Instructions for the task: Copy out the entries in full and with complete accuracy; pictures are excluded.

+++ Information provided

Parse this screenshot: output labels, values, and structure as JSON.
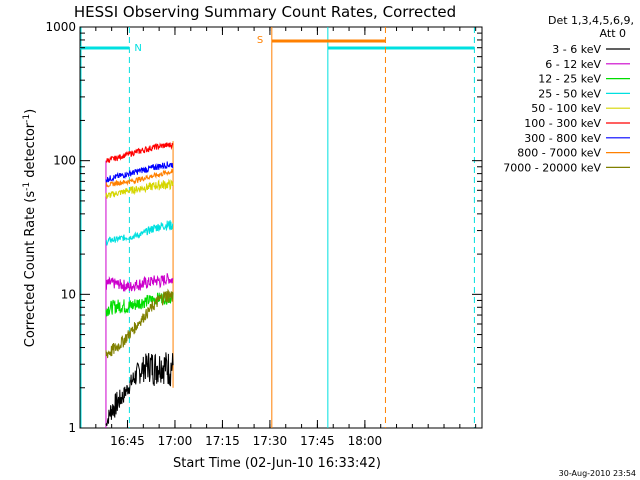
{
  "chart_data": {
    "type": "line",
    "title": "HESSI Observing Summary Count Rates, Corrected",
    "xlabel": "Start Time (02-Jun-10 16:33:42)",
    "ylabel_main": "Corrected Count Rate (s",
    "ylabel_sup1": "-1",
    "ylabel_mid": " detector",
    "ylabel_sup2": "-1",
    "ylabel_end": ")",
    "yscale": "log",
    "ylim": [
      1,
      1000
    ],
    "xlim_min": [
      -3.7,
      123.3
    ],
    "y_ticks": [
      {
        "label": "1",
        "value": 1
      },
      {
        "label": "10",
        "value": 10
      },
      {
        "label": "100",
        "value": 100
      },
      {
        "label": "1000",
        "value": 1000
      }
    ],
    "x_ticks": [
      {
        "label": "16:45",
        "value": 11.3
      },
      {
        "label": "17:00",
        "value": 26.3
      },
      {
        "label": "17:15",
        "value": 41.3
      },
      {
        "label": "17:30",
        "value": 56.3
      },
      {
        "label": "17:45",
        "value": 71.3
      },
      {
        "label": "18:00",
        "value": 86.3
      }
    ],
    "legend_header": [
      "Det 1,3,4,5,6,9,",
      "Att 0"
    ],
    "series": [
      {
        "name": "3 - 6 keV",
        "color": "#000000",
        "t": [
          4.5,
          6,
          8,
          10,
          12,
          14,
          16,
          18,
          20,
          22,
          24,
          25.7
        ],
        "low": [
          1,
          1.1,
          1.2,
          1.5,
          1.8,
          2.0,
          2.2,
          2.2,
          2.0,
          2.2,
          2.0,
          2.0
        ],
        "high": [
          1.1,
          1.6,
          1.9,
          2.0,
          2.4,
          3.0,
          3.4,
          3.8,
          3.8,
          3.8,
          3.8,
          3.8
        ]
      },
      {
        "name": "6 - 12 keV",
        "color": "#cc00cc",
        "t": [
          4.5,
          6,
          8,
          10,
          12,
          14,
          16,
          18,
          20,
          22,
          24,
          25.7
        ],
        "low": [
          10.5,
          10.8,
          11,
          10.5,
          10.2,
          10.8,
          10.5,
          11,
          11.5,
          11,
          12,
          11.5
        ],
        "high": [
          13,
          13.5,
          13,
          13,
          12.5,
          13,
          13.5,
          13.5,
          14,
          14,
          14.5,
          14
        ]
      },
      {
        "name": "12 - 25 keV",
        "color": "#00dd00",
        "t": [
          4.5,
          6,
          8,
          10,
          12,
          14,
          16,
          18,
          20,
          22,
          24,
          25.7
        ],
        "low": [
          6.8,
          7,
          7.2,
          7.2,
          7.0,
          7.5,
          7.8,
          8.0,
          8.2,
          8.5,
          8.4,
          8.6
        ],
        "high": [
          8.6,
          9,
          9.2,
          9.3,
          9.2,
          9.5,
          9.8,
          10,
          10.2,
          10.5,
          10.2,
          10.5
        ]
      },
      {
        "name": "25 - 50 keV",
        "color": "#00e0e0",
        "t": [
          4.5,
          6,
          8,
          10,
          12,
          14,
          16,
          18,
          20,
          22,
          24,
          25.7
        ],
        "low": [
          23,
          24,
          24.5,
          25,
          25.5,
          26,
          27,
          28,
          29,
          30,
          30,
          30
        ],
        "high": [
          26,
          27,
          27,
          28,
          28,
          29,
          30,
          32,
          34,
          35,
          36,
          36
        ]
      },
      {
        "name": "50 - 100 keV",
        "color": "#d6d600",
        "t": [
          4.5,
          6,
          8,
          10,
          12,
          14,
          16,
          18,
          20,
          22,
          24,
          25.7
        ],
        "low": [
          51,
          52,
          54,
          55,
          56,
          57,
          58,
          59,
          60,
          60,
          61,
          60
        ],
        "high": [
          58,
          59,
          60,
          62,
          64,
          65,
          67,
          68,
          70,
          72,
          72,
          72
        ]
      },
      {
        "name": "100 - 300 keV",
        "color": "#ff0000",
        "t": [
          4.5,
          6,
          8,
          10,
          12,
          14,
          16,
          18,
          20,
          22,
          24,
          25.7
        ],
        "low": [
          95,
          97,
          100,
          104,
          107,
          110,
          113,
          116,
          120,
          122,
          124,
          124
        ],
        "high": [
          105,
          107,
          110,
          114,
          118,
          122,
          126,
          130,
          133,
          135,
          138,
          138
        ]
      },
      {
        "name": "300 - 800 keV",
        "color": "#0000ff",
        "t": [
          4.5,
          6,
          8,
          10,
          12,
          14,
          16,
          18,
          20,
          22,
          24,
          25.7
        ],
        "low": [
          68,
          70,
          72,
          74,
          76,
          78,
          80,
          82,
          84,
          86,
          88,
          88
        ],
        "high": [
          76,
          78,
          80,
          82,
          84,
          87,
          90,
          92,
          95,
          97,
          99,
          99
        ]
      },
      {
        "name": "800 - 7000 keV",
        "color": "#ff8000",
        "t": [
          4.5,
          6,
          8,
          10,
          12,
          14,
          16,
          18,
          20,
          22,
          24,
          25.7
        ],
        "low": [
          63,
          64,
          65,
          66,
          67,
          68,
          70,
          72,
          74,
          76,
          78,
          78
        ],
        "high": [
          68,
          69,
          71,
          72,
          73,
          75,
          77,
          79,
          81,
          83,
          86,
          86
        ]
      },
      {
        "name": "7000 - 20000 keV",
        "color": "#808000",
        "t": [
          4.5,
          6,
          8,
          10,
          12,
          14,
          16,
          18,
          20,
          22,
          24,
          25.7
        ],
        "low": [
          3.2,
          3.3,
          3.6,
          4.0,
          4.6,
          5.2,
          6.0,
          6.8,
          7.6,
          8.2,
          8.6,
          8.5
        ],
        "high": [
          4.0,
          4.2,
          4.5,
          5.0,
          5.6,
          6.4,
          7.2,
          8.2,
          9.4,
          10.5,
          11.2,
          11
        ]
      }
    ],
    "annotations": {
      "night_label": "N",
      "saa_label": "S"
    }
  },
  "footer": {
    "timestamp": "30-Aug-2010 23:54"
  }
}
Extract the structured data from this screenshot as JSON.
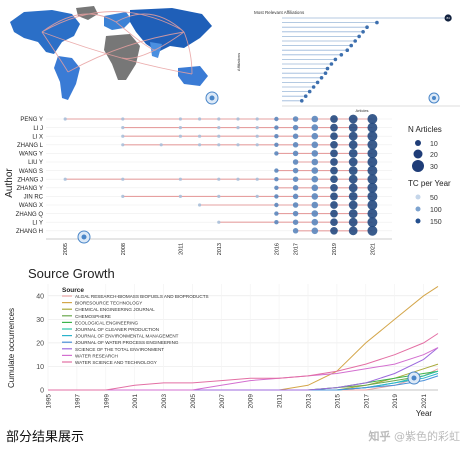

++++++

Expected output:
Parse this screenshot: output labels, values, and structure as JSON.
{
  "chart_data": {
    "type": "line",
    "title": "HESSI Observing Summary Count Rates, Corrected",
    "xlabel": "Start Time (02-Jun-10 16:33:42)",
    "ylabel_main": "Corrected Count Rate (s",
    "ylabel_sup1": "-1",
    "ylabel_mid": " detector",
    "ylabel_sup2": "-1",
    "ylabel_end": ")",
    "yscale": "log",
    "ylim": [
      1,
      1000
    ],
    "xlim_min": [
      -3.7,
      123.3
    ],
    "y_ticks": [
      {
        "label": "1",
        "value": 1
      },
      {
        "label": "10",
        "value": 10
      },
      {
        "label": "100",
        "value": 100
      },
      {
        "label": "1000",
        "value": 1000
      }
    ],
    "x_ticks": [
      {
        "label": "16:45",
        "value": 11.3
      },
      {
        "label": "17:00",
        "value": 26.3
      },
      {
        "label": "17:15",
        "value": 41.3
      },
      {
        "label": "17:30",
        "value": 56.3
      },
      {
        "label": "17:45",
        "value": 71.3
      },
      {
        "label": "18:00",
        "value": 86.3
      }
    ],
    "legend_header": [
      "Det 1,3,4,5,6,9,",
      "Att 0"
    ],
    "series": [
      {
        "name": "3 - 6 keV",
        "color": "#000000",
        "t": [
          4.5,
          6,
          8,
          10,
          12,
          14,
          16,
          18,
          20,
          22,
          24,
          25.7
        ],
        "low": [
          1,
          1.1,
          1.2,
          1.5,
          1.8,
          2.0,
          2.2,
          2.2,
          2.0,
          2.2,
          2.0,
          2.0
        ],
        "high": [
          1.1,
          1.6,
          1.9,
          2.0,
          2.4,
          3.0,
          3.4,
          3.8,
          3.8,
          3.8,
          3.8,
          3.8
        ]
      },
      {
        "name": "6 - 12 keV",
        "color": "#cc00cc",
        "t": [
          4.5,
          6,
          8,
          10,
          12,
          14,
          16,
          18,
          20,
          22,
          24,
          25.7
        ],
        "low": [
          10.5,
          10.8,
          11,
          10.5,
          10.2,
          10.8,
          10.5,
          11,
          11.5,
          11,
          12,
          11.5
        ],
        "high": [
          13,
          13.5,
          13,
          13,
          12.5,
          13,
          13.5,
          13.5,
          14,
          14,
          14.5,
          14
        ]
      },
      {
        "name": "12 - 25 keV",
        "color": "#00dd00",
        "t": [
          4.5,
          6,
          8,
          10,
          12,
          14,
          16,
          18,
          20,
          22,
          24,
          25.7
        ],
        "low": [
          6.8,
          7,
          7.2,
          7.2,
          7.0,
          7.5,
          7.8,
          8.0,
          8.2,
          8.5,
          8.4,
          8.6
        ],
        "high": [
          8.6,
          9,
          9.2,
          9.3,
          9.2,
          9.5,
          9.8,
          10,
          10.2,
          10.5,
          10.2,
          10.5
        ]
      },
      {
        "name": "25 - 50 keV",
        "color": "#00e0e0",
        "t": [
          4.5,
          6,
          8,
          10,
          12,
          14,
          16,
          18,
          20,
          22,
          24,
          25.7
        ],
        "low": [
          23,
          24,
          24.5,
          25,
          25.5,
          26,
          27,
          28,
          29,
          30,
          30,
          30
        ],
        "high": [
          26,
          27,
          27,
          28,
          28,
          29,
          30,
          32,
          34,
          35,
          36,
          36
        ]
      },
      {
        "name": "50 - 100 keV",
        "color": "#d6d600",
        "t": [
          4.5,
          6,
          8,
          10,
          12,
          14,
          16,
          18,
          20,
          22,
          24,
          25.7
        ],
        "low": [
          51,
          52,
          54,
          55,
          56,
          57,
          58,
          59,
          60,
          60,
          61,
          60
        ],
        "high": [
          58,
          59,
          60,
          62,
          64,
          65,
          67,
          68,
          70,
          72,
          72,
          72
        ]
      },
      {
        "name": "100 - 300 keV",
        "color": "#ff0000",
        "t": [
          4.5,
          6,
          8,
          10,
          12,
          14,
          16,
          18,
          20,
          22,
          24,
          25.7
        ],
        "low": [
          95,
          97,
          100,
          104,
          107,
          110,
          113,
          116,
          120,
          122,
          124,
          124
        ],
        "high": [
          105,
          107,
          110,
          114,
          118,
          122,
          126,
          130,
          133,
          135,
          138,
          138
        ]
      },
      {
        "name": "300 - 800 keV",
        "color": "#0000ff",
        "t": [
          4.5,
          6,
          8,
          10,
          12,
          14,
          16,
          18,
          20,
          22,
          24,
          25.7
        ],
        "low": [
          68,
          70,
          72,
          74,
          76,
          78,
          80,
          82,
          84,
          86,
          88,
          88
        ],
        "high": [
          76,
          78,
          80,
          82,
          84,
          87,
          90,
          92,
          95,
          97,
          99,
          99
        ]
      },
      {
        "name": "800 - 7000 keV",
        "color": "#ff8000",
        "t": [
          4.5,
          6,
          8,
          10,
          12,
          14,
          16,
          18,
          20,
          22,
          24,
          25.7
        ],
        "low": [
          63,
          64,
          65,
          66,
          67,
          68,
          70,
          72,
          74,
          76,
          78,
          78
        ],
        "high": [
          68,
          69,
          71,
          72,
          73,
          75,
          77,
          79,
          81,
          83,
          86,
          86
        ]
      },
      {
        "name": "7000 - 20000 keV",
        "color": "#808000",
        "t": [
          4.5,
          6,
          8,
          10,
          12,
          14,
          16,
          18,
          20,
          22,
          24,
          25.7
        ],
        "low": [
          3.2,
          3.3,
          3.6,
          4.0,
          4.6,
          5.2,
          6.0,
          6.8,
          7.6,
          8.2,
          8.6,
          8.5
        ],
        "high": [
          4.0,
          4.2,
          4.5,
          5.0,
          5.6,
          6.4,
          7.2,
          8.2,
          9.4,
          10.5,
          11.2,
          11
        ]
      }
    ],
    "annotations": {
      "night_label": "N",
      "saa_label": "S"
    }
  },
  "footer": {
    "timestamp": "30-Aug-2010 23:54"
  }
}
Extract the structured data from this screenshot as JSON.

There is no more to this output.